__Aufgabe 1__
Beantworten Sie zum Text über die Zeitalter diese Fragen:
(a) Welche Zeitalter aus Edelmetall soll es gegeben haben?
(b) Was soll der eingespielte Rhythmus verhindern?
(c) Was bringt die Zeitalter zum Vergehen?
__Aufgabe 2__
Schreiben Sie aus dem Text über die Zeitalter den Abschnitt wortgetreu ab, der mit „Wir heben die“ beginnt und bis einschließlich „Zeitalter in Edelmetall.“ reicht.

__Auszug__

Zeitalter

Zeitalter um Zeitalter vergeht. Da reiht sich eins hinter dem anderen, läuft eins dem andern voraus und hinterher. Ein Gänsemarsch: eins vor zweien und mehreren, eins hinter zweien und mehreren, wir zwischen zweien und mehreren.
Der Drang ist stark, der Zug noch stärker.
Wir schaffen den erforderlichen Ausgleich.
Das kann niemand sonst, denn niemand sonst ist an unsrer statt zur Stelle.
Wir heben die Arme und senken sie in einem guten Takt.
Ein eingespielter Rhythmus, der Kolbenfresserei verhindern soll.
Tut den Gelenken gut. Bewegung nährt durch Verbrennung. Assimilation der Räume, die unsere Körper umhüllen.
Das ist gut. So wächst von außen immer neuer Raum nach und zieht neue Brennstoffe und höhere Essenzen hinter sich her.

Es soll goldene Zeitalter gegeben haben, silberne, Zeitalter in Edelmetall.
Doch auch sie sind gealtert, gerostet, zerstoben.
Allerdings haben aus ihnen Spurenelemente, ja Sporen auf rätselhaften Wegen zu uns gefunden. Mit ihnen lassen sich Augenblicke anrühren und Momente erwirken, die ein hinreißendes Aroma ausströmen. Ein Duft, der an Frische und Intensität nicht eingebüßt hat.

Es ist der reine Alterungsprozess, der die Zeitalter zum Vergehen bringt.
Zwischendurch mag es Sintfluten, Götterdämmerungen, Naturkatastrophen und scheinbare Weltuntergänge geben. Aber es ist reine Einwirkung von Zeit, die den latenten Prozess der Verbrennung und schließlichen Einäscherung befeuert.

Ein großes Kommen und Gehen.
Kommen sie wirklich von den Sternen?
Steigen sie, wie man früher gedacht hat, aus eigenem Antrieb aus den Milchstraßen herab in unsere doch vergleichsweise kleine, sie mächtig einzwängende Welt? Sie werden von dort, woher sie kommen, eine nahezu grenzenlose Weite und Freiheit gewohnt sein.

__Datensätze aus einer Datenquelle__
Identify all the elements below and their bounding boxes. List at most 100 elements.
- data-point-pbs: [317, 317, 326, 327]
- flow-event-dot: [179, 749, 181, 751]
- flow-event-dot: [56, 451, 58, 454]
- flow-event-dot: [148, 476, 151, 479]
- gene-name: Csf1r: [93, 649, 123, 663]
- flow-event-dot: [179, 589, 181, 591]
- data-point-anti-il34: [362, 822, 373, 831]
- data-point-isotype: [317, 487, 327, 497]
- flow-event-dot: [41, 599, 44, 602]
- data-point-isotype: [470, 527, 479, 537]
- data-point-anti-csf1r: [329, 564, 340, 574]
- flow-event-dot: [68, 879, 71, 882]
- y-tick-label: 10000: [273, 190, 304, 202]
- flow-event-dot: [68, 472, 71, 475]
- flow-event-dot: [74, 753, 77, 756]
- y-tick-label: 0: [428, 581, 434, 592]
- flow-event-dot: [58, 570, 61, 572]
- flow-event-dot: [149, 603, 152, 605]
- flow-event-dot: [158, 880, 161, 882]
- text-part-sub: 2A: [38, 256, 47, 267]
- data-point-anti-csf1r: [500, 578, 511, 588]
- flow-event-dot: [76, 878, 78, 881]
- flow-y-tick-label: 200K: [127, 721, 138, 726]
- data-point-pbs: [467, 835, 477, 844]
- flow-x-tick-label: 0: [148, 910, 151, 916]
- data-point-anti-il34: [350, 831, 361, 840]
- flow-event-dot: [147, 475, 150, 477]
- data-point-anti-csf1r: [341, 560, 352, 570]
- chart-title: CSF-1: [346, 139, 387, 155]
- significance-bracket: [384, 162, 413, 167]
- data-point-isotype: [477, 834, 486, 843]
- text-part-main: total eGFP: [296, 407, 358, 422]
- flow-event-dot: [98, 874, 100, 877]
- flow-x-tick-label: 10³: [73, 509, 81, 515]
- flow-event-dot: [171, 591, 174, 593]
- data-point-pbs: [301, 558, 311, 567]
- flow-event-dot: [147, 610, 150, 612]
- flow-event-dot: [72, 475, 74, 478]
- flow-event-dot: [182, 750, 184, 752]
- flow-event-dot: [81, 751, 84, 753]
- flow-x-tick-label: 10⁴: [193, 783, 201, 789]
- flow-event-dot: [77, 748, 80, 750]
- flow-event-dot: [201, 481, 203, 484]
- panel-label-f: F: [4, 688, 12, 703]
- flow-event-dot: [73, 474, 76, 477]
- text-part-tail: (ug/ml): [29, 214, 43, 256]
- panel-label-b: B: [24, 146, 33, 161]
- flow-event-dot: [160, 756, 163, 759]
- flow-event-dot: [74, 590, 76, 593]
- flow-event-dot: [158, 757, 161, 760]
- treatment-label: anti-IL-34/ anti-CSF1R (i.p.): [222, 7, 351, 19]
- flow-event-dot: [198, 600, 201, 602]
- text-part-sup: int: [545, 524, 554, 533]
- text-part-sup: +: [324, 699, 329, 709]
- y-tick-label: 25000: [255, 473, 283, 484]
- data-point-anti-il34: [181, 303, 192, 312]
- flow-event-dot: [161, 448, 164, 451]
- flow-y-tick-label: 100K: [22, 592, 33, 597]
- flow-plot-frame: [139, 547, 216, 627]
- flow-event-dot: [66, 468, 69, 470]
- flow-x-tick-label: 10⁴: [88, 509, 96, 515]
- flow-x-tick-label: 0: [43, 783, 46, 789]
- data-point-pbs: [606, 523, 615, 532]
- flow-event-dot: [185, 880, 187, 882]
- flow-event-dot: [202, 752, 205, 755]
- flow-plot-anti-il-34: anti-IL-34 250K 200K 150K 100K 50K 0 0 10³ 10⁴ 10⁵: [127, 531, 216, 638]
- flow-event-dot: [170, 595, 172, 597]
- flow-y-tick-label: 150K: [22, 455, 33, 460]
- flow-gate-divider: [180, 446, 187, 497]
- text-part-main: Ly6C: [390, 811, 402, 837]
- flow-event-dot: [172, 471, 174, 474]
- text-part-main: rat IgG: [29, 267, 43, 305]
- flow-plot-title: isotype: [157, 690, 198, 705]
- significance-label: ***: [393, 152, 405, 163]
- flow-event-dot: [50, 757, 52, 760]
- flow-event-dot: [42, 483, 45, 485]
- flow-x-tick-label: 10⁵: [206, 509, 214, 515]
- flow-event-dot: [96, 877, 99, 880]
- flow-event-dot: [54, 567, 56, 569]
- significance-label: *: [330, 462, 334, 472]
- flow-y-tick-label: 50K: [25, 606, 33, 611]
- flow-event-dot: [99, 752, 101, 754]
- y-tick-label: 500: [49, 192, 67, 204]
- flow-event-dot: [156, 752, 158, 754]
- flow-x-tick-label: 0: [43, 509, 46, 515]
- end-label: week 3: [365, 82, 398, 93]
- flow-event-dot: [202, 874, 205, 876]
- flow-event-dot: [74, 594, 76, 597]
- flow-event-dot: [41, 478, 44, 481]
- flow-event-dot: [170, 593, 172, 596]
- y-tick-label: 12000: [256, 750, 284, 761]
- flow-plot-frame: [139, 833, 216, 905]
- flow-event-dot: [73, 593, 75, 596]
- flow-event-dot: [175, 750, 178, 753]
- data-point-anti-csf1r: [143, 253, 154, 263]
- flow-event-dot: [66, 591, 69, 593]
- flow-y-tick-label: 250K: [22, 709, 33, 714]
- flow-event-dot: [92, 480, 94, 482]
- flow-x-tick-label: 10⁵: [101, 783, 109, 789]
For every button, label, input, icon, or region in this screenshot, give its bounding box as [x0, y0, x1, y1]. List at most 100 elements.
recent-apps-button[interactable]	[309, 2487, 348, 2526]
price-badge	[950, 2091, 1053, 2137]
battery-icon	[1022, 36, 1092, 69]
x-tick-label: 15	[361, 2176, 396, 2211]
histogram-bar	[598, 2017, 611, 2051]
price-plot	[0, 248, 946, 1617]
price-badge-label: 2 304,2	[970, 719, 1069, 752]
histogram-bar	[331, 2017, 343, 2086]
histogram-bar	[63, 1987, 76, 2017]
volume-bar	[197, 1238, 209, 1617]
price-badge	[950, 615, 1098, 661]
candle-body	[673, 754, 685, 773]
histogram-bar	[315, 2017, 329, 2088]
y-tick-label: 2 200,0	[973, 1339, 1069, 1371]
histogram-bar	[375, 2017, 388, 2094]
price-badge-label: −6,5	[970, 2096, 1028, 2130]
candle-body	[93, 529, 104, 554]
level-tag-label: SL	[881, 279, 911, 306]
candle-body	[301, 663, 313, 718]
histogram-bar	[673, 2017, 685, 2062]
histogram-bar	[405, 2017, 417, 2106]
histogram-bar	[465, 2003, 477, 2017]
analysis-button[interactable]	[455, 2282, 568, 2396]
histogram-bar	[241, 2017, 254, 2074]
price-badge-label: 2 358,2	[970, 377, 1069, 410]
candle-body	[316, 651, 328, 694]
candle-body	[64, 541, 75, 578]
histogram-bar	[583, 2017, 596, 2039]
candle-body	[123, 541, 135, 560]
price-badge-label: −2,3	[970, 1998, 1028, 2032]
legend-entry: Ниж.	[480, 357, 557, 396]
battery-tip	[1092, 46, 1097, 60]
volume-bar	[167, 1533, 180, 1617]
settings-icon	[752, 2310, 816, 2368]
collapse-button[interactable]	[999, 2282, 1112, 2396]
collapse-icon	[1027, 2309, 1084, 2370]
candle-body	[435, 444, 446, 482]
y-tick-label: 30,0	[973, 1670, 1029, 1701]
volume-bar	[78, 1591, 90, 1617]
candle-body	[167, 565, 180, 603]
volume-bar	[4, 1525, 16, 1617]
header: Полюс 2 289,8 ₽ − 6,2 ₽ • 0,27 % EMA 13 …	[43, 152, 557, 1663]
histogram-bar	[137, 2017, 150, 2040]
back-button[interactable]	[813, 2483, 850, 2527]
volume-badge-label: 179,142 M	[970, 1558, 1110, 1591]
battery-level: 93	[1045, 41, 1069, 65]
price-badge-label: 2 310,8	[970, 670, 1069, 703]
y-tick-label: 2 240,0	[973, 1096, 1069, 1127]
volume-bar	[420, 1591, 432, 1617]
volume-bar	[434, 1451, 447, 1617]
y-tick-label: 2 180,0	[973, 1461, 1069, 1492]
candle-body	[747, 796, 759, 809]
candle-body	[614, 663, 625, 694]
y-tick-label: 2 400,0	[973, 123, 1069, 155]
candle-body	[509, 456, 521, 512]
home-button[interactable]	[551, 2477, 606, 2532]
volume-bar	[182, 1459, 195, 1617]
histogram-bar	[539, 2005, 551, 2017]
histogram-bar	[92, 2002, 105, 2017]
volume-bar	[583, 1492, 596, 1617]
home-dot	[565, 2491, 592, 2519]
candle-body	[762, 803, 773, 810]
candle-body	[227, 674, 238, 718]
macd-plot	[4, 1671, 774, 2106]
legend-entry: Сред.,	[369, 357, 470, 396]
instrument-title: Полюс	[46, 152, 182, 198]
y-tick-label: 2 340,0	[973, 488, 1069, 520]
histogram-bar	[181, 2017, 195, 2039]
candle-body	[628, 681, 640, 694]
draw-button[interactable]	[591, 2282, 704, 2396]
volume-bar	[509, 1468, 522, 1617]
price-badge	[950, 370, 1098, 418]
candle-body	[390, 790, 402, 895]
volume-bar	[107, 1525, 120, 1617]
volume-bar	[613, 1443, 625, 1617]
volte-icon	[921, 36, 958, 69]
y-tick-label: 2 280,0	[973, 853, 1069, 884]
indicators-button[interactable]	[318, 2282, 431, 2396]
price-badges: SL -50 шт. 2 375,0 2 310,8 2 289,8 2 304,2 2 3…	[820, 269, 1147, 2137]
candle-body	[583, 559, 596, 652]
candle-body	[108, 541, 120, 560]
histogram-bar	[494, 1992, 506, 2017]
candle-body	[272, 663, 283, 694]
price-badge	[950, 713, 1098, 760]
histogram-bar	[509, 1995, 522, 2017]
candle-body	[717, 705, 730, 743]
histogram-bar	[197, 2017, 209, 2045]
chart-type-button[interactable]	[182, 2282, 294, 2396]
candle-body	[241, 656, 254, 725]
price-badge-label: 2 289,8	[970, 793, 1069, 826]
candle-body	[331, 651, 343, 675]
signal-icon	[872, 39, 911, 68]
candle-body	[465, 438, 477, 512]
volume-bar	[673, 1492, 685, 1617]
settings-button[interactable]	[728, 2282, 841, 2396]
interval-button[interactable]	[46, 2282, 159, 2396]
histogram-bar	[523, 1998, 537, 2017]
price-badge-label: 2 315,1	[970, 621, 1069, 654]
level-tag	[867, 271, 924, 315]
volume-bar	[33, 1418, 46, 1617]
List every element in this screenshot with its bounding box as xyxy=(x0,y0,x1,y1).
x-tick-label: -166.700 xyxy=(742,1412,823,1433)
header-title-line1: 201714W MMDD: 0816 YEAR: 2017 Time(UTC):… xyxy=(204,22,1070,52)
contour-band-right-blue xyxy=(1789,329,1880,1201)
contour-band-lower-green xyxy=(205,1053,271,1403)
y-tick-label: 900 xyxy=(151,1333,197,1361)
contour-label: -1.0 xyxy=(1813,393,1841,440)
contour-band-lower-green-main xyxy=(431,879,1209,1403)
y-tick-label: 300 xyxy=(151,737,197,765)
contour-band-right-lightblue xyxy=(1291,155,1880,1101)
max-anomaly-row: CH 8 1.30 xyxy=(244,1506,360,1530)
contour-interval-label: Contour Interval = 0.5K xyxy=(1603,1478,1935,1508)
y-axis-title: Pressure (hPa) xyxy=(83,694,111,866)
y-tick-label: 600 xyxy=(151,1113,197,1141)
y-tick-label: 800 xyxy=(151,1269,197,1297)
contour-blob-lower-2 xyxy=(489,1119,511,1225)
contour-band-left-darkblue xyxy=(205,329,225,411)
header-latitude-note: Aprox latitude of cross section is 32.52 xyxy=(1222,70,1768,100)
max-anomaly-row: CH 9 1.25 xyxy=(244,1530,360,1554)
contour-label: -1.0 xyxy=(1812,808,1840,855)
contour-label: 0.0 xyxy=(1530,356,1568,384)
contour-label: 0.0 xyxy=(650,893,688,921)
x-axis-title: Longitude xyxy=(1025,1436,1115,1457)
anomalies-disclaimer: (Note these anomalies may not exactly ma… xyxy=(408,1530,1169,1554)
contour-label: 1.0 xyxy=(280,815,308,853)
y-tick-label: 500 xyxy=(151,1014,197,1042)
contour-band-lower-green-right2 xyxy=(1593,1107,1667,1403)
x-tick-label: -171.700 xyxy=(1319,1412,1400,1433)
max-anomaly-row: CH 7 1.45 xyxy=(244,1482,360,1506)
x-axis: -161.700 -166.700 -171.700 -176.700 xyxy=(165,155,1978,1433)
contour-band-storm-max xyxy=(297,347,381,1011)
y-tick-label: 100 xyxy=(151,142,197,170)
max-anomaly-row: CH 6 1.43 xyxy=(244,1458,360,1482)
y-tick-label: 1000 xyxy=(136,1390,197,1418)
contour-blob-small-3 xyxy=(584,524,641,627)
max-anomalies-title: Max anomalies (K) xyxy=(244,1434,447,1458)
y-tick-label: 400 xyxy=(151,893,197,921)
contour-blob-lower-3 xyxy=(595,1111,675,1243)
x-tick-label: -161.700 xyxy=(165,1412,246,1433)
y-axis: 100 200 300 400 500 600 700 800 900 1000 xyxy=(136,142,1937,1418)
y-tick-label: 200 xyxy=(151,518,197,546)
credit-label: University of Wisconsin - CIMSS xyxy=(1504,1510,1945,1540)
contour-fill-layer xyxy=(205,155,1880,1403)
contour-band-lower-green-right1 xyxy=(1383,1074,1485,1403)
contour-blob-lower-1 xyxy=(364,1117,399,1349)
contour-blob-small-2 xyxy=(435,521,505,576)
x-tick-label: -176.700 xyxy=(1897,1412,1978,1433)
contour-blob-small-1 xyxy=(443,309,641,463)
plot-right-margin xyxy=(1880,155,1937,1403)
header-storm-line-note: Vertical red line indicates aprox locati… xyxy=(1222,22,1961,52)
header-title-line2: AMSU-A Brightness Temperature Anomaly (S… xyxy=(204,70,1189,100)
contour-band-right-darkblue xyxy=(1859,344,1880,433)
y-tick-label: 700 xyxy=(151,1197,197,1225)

__Vollständige Antwort 1__
(a) Goldene und silberne Zeitalter.
(b) Kolbenfresserei.
(c) Der reine Alterungsprozess.

__Vollständige Antwort 2__
Wir heben die Arme und senken sie in einem guten Takt.
Ein eingespielter Rhythmus, der Kolbenfresserei verhindern soll.
Tut den Gelenken gut. Bewegung nährt durch Verbrennung. Assimilation der Räume, die unsere Körper umhüllen.
Das ist gut. So wächst von außen immer neuer Raum nach und zieht neue Brennstoffe und höhere Essenzen hinter sich her.

Es soll goldene Zeitalter gegeben haben, silberne, Zeitalter in Edelmetall.